Aim of the task.
Copy all lines below containing "label".
========================
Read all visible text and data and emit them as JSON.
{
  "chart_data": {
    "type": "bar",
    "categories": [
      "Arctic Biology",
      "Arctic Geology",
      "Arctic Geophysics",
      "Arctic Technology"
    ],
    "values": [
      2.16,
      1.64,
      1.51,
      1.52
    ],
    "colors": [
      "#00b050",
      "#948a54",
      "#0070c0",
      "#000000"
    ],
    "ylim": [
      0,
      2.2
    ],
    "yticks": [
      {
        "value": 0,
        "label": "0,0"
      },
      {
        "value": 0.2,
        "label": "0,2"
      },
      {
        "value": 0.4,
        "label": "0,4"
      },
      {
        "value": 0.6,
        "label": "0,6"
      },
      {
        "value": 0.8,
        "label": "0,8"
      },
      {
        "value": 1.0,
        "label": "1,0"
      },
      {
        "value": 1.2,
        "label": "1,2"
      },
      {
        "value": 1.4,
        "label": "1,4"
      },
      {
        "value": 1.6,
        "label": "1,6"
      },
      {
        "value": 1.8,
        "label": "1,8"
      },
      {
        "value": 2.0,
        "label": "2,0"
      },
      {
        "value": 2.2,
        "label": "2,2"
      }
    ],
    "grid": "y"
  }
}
========================
Response.
        "label": "0,0"
        "label": "0,2"
        "label": "0,4"
        "label": "0,6"
        "label": "0,8"
        "label": "1,0"
        "label": "1,2"
        "label": "1,4"
        "label": "1,6"
        "label": "1,8"
        "label": "2,0"
        "label": "2,2"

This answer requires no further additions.